Each line containing the word "name" needs to be copied.

########################################

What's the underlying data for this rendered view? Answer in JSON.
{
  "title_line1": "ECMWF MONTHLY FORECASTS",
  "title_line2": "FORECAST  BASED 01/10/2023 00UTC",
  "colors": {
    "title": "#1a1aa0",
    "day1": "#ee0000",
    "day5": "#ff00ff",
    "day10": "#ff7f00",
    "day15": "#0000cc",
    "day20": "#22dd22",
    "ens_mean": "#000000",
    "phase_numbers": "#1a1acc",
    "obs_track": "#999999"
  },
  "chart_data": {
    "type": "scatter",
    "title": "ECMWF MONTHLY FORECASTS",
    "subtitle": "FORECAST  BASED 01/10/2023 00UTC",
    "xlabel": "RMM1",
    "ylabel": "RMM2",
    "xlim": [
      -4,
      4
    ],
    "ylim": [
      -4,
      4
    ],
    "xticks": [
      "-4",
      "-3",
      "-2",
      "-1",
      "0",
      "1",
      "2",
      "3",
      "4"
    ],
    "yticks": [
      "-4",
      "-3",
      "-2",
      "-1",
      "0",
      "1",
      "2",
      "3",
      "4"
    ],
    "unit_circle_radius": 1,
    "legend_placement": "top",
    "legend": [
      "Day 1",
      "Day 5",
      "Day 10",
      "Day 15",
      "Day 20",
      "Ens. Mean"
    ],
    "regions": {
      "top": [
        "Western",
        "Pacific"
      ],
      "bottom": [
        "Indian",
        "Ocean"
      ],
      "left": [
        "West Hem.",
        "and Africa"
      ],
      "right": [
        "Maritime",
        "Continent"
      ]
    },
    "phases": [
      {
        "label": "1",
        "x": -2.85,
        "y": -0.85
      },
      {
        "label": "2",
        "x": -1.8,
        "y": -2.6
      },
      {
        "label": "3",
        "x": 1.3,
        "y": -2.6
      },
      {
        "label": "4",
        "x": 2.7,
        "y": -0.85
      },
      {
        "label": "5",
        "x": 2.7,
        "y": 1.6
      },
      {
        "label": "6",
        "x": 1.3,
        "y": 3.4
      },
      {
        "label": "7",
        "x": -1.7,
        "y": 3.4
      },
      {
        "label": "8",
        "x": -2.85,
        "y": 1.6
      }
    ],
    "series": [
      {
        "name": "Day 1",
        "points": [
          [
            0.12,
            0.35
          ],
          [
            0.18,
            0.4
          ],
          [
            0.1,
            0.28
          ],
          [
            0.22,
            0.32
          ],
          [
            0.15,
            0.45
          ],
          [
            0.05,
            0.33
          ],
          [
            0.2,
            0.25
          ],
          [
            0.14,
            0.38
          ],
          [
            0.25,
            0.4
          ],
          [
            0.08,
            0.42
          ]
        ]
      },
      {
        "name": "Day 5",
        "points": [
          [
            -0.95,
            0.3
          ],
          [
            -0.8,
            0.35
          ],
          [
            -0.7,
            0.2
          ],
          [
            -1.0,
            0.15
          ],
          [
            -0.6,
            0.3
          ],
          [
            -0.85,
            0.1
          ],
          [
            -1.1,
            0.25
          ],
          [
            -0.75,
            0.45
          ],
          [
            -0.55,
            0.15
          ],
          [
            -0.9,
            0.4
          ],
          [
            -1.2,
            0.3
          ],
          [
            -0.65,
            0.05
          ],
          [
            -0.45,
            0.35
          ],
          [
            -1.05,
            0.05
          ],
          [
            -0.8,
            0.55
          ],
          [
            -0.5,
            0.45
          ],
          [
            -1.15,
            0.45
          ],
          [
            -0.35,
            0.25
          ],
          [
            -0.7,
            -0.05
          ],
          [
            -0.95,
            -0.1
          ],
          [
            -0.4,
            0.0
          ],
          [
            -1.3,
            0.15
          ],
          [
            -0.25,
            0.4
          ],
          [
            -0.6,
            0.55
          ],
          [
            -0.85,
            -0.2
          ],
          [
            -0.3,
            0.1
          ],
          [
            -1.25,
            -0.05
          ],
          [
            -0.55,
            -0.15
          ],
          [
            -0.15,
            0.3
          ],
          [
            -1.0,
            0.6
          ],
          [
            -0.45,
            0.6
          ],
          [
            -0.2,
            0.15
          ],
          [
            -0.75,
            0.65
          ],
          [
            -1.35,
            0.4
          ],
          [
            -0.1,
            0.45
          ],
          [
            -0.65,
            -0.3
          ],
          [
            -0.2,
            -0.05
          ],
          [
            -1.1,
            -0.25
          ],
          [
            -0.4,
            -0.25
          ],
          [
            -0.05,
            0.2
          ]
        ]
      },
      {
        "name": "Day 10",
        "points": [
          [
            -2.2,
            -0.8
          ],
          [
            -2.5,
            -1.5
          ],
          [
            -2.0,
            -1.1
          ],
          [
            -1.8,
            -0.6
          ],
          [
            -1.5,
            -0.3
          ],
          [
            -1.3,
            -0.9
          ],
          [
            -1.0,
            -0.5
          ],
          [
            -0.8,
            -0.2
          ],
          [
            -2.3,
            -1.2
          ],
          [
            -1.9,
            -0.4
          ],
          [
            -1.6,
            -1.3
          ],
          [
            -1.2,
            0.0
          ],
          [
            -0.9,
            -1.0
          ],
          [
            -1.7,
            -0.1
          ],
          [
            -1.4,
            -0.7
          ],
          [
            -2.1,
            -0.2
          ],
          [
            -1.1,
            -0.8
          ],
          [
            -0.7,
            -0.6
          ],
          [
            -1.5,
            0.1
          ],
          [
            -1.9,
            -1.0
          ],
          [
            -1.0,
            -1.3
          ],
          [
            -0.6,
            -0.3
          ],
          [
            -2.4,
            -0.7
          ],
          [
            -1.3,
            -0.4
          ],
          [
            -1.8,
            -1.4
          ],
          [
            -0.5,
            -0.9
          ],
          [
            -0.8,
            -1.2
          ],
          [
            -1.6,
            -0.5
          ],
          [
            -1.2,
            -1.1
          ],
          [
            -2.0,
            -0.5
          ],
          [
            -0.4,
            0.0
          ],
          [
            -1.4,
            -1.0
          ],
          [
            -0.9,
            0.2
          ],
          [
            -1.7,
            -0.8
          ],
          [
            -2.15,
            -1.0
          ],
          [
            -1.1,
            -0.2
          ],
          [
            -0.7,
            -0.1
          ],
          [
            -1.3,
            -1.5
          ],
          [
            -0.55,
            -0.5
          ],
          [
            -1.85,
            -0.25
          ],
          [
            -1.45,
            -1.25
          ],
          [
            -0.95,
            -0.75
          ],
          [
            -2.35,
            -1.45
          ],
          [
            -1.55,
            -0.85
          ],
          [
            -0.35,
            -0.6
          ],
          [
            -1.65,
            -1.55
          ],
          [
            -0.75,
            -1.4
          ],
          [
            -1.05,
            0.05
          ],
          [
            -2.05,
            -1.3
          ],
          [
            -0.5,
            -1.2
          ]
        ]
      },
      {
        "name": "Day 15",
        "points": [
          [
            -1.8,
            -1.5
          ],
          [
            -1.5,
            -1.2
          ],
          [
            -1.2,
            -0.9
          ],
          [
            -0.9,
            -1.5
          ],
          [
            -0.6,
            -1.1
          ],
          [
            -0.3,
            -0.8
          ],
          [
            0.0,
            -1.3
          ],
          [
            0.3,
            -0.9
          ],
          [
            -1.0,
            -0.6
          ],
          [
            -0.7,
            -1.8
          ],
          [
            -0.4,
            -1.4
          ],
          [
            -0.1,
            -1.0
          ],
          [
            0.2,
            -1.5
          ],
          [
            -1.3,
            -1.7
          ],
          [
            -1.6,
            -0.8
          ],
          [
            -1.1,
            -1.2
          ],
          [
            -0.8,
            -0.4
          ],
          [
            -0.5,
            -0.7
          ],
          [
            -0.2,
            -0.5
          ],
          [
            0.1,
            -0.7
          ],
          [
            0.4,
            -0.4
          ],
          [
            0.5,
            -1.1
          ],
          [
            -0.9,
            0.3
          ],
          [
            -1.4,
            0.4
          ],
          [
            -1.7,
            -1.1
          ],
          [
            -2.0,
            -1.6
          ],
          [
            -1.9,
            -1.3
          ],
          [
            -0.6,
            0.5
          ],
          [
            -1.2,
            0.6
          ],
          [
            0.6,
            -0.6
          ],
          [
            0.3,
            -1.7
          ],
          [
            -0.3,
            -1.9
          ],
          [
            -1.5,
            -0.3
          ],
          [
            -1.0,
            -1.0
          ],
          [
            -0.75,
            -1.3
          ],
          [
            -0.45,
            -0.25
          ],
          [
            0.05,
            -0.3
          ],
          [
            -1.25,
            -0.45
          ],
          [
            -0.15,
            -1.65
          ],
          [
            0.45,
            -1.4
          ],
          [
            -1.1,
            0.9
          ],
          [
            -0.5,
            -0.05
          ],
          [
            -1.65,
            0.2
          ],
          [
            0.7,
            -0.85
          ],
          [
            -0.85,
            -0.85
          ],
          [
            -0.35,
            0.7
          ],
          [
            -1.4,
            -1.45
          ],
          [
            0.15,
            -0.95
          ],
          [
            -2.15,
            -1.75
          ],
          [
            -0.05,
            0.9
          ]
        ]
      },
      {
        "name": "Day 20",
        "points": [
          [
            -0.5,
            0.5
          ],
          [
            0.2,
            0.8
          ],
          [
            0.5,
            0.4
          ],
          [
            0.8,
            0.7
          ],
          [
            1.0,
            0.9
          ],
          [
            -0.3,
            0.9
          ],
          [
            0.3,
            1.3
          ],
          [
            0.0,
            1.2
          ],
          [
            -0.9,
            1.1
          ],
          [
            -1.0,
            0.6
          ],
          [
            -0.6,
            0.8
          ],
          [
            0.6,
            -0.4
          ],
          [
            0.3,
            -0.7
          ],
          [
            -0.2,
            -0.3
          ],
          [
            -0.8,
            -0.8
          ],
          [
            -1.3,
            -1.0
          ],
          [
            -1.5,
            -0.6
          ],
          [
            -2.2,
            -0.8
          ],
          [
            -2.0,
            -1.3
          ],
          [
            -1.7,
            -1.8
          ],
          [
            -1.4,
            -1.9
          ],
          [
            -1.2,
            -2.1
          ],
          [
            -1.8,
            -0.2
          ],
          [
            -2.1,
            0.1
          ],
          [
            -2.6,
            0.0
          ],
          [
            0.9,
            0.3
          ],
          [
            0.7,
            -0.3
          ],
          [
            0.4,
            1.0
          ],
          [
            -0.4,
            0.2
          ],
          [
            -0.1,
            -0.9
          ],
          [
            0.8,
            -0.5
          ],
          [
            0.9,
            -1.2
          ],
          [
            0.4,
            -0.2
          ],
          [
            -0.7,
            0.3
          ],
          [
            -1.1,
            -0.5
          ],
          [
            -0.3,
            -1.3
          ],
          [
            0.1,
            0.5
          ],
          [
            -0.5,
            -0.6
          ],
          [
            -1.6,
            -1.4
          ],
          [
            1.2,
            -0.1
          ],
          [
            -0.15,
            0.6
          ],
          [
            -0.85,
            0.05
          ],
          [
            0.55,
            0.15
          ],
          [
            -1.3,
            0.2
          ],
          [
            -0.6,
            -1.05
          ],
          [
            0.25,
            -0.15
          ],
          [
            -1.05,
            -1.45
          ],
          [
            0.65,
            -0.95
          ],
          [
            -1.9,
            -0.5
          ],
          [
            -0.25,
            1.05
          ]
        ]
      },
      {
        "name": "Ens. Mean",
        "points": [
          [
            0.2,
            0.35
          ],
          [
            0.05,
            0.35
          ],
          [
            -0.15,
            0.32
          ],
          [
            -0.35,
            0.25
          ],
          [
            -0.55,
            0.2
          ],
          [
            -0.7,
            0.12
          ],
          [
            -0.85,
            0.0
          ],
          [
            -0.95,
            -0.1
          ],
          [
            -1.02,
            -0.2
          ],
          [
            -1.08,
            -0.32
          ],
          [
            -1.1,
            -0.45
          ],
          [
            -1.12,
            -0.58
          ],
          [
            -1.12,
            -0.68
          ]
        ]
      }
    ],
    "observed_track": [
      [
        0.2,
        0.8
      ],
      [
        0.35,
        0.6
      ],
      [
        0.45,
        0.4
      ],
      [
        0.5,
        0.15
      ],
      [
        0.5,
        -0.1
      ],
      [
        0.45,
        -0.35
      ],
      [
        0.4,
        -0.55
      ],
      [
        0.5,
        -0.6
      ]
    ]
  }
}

########################################

- EXERCISE OUTPUT -
        "name": "Day 1",
        "name": "Day 5",
        "name": "Day 10",
        "name": "Day 15",
        "name": "Day 20",
        "name": "Ens. Mean",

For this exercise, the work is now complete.